• Work instructions
Please rewrite the stretch of the listing from its first line through the line containing "- label-contactor: 手动接触器: [400, 930, 449, 1120]" as a Markdown table with the columns Row and Text, giving each line a row number and leaving out any blank lines.
* begin Records supplied *
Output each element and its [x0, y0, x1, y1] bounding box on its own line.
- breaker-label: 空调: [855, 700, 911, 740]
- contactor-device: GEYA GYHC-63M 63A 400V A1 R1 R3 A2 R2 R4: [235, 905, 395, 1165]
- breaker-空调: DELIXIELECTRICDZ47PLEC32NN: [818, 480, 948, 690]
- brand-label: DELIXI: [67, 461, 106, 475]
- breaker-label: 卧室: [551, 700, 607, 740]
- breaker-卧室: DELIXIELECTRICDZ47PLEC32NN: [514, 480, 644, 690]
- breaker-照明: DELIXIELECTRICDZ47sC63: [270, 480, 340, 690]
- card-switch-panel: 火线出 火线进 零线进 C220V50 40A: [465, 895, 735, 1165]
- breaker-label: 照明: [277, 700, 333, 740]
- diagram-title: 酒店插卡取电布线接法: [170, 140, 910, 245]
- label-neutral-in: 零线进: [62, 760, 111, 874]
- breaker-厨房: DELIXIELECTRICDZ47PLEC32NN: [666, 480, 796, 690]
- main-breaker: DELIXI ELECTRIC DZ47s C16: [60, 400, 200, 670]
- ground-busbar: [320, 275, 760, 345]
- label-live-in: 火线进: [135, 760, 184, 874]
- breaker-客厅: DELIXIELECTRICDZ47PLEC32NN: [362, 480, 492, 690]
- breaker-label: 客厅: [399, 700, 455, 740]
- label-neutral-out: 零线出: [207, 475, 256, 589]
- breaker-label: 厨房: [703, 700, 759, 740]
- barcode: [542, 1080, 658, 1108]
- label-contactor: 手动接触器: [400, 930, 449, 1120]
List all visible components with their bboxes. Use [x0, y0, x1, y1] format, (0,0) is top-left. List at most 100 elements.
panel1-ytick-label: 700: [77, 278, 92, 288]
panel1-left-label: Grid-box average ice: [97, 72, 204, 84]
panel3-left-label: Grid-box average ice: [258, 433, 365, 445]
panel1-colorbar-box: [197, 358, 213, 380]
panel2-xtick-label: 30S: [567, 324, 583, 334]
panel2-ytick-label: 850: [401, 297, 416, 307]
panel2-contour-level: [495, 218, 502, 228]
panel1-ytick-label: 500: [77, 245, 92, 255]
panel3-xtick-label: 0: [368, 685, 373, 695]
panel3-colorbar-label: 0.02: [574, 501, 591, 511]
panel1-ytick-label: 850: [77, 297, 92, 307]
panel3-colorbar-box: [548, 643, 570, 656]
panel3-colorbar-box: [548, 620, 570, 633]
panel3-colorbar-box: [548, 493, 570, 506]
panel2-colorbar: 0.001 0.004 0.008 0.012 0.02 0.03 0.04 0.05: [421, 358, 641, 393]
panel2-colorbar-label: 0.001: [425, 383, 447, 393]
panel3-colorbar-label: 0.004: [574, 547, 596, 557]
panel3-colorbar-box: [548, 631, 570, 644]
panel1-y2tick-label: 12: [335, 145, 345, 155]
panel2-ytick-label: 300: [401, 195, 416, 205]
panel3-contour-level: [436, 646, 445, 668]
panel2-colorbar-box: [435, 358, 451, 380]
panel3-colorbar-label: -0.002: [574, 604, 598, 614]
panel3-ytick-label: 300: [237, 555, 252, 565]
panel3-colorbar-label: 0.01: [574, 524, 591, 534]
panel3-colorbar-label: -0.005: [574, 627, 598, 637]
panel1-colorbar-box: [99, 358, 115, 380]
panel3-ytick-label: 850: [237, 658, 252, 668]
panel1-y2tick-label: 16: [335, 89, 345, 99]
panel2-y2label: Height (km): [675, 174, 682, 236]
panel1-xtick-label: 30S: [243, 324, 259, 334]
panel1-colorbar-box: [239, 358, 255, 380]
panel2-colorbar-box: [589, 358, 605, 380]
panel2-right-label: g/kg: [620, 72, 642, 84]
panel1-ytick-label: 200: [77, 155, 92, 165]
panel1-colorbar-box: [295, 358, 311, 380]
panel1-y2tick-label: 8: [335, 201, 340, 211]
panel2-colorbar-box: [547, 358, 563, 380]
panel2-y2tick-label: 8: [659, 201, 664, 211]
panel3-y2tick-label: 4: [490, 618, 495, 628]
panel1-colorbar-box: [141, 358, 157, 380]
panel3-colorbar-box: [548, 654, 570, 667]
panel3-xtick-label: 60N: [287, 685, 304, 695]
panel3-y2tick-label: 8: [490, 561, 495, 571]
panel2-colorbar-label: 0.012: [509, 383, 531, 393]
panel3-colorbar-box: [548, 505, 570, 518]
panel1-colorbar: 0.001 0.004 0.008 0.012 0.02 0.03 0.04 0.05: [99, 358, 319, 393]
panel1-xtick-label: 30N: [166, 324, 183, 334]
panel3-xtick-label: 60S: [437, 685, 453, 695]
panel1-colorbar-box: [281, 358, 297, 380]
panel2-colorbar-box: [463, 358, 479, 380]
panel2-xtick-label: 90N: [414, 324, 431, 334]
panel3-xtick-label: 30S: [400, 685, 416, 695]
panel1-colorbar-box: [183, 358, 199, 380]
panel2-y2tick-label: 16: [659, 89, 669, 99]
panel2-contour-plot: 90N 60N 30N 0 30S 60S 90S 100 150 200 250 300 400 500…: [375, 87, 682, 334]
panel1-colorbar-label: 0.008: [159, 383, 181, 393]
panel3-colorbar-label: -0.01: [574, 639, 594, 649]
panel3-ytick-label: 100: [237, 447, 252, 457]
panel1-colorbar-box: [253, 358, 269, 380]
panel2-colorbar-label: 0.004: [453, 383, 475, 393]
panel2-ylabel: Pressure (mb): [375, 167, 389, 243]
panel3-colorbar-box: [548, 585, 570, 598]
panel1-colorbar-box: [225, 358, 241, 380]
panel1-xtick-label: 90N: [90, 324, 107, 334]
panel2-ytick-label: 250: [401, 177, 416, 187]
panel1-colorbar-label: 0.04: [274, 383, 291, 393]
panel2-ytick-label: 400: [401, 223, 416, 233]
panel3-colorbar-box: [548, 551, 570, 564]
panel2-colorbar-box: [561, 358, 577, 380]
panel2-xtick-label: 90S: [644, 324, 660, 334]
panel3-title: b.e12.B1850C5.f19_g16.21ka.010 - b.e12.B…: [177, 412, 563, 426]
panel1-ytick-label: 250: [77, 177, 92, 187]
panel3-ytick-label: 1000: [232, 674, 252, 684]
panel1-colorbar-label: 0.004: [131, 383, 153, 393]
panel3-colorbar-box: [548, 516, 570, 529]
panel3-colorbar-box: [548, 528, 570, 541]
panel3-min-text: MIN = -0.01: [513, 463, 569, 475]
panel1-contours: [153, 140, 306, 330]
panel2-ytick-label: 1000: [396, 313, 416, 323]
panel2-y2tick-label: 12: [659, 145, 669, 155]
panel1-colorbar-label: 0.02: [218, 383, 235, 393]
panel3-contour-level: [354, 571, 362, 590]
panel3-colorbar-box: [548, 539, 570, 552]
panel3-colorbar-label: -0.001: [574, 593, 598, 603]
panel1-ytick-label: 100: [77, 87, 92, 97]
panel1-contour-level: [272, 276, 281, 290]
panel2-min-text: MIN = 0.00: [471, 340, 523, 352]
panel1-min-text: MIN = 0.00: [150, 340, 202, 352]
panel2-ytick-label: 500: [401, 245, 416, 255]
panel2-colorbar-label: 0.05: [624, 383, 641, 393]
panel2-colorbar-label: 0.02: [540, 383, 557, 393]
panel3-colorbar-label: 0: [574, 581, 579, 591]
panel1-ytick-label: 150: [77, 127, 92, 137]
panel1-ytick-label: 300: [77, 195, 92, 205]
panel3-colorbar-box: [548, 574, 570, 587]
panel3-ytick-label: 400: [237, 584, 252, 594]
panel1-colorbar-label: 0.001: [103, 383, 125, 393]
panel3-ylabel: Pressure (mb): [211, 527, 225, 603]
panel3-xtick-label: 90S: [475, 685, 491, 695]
* end Records supplied *
• Result of this task
| Row | Text |
|---|---|
| 1 | Output each element and its [x0, y0, x1, y1] bounding box on its own line. |
| 2 | - breaker-label: 空调: [855, 700, 911, 740] |
| 3 | - contactor-device: GEYA GYHC-63M 63A 400V A1 R1 R3 A2 R2 R4: [235, 905, 395, 1165] |
| 4 | - breaker-空调: DELIXIELECTRICDZ47PLEC32NN: [818, 480, 948, 690] |
| 5 | - brand-label: DELIXI: [67, 461, 106, 475] |
| 6 | - breaker-label: 卧室: [551, 700, 607, 740] |
| 7 | - breaker-卧室: DELIXIELECTRICDZ47PLEC32NN: [514, 480, 644, 690] |
| 8 | - breaker-照明: DELIXIELECTRICDZ47sC63: [270, 480, 340, 690] |
| 9 | - card-switch-panel: 火线出 火线进 零线进 C220V50 40A: [465, 895, 735, 1165] |
| 10 | - breaker-label: 照明: [277, 700, 333, 740] |
| 11 | - diagram-title: 酒店插卡取电布线接法: [170, 140, 910, 245] |
| 12 | - label-neutral-in: 零线进: [62, 760, 111, 874] |
| 13 | - breaker-厨房: DELIXIELECTRICDZ47PLEC32NN: [666, 480, 796, 690] |
| 14 | - main-breaker: DELIXI ELECTRIC DZ47s C16: [60, 400, 200, 670] |
| 15 | - ground-busbar: [320, 275, 760, 345] |
| 16 | - label-live-in: 火线进: [135, 760, 184, 874] |
| 17 | - breaker-客厅: DELIXIELECTRICDZ47PLEC32NN: [362, 480, 492, 690] |
| 18 | - breaker-label: 客厅: [399, 700, 455, 740] |
| 19 | - label-neutral-out: 零线出: [207, 475, 256, 589] |
| 20 | - breaker-label: 厨房: [703, 700, 759, 740] |
| 21 | - barcode: [542, 1080, 658, 1108] |
| 22 | - label-contactor: 手动接触器: [400, 930, 449, 1120] |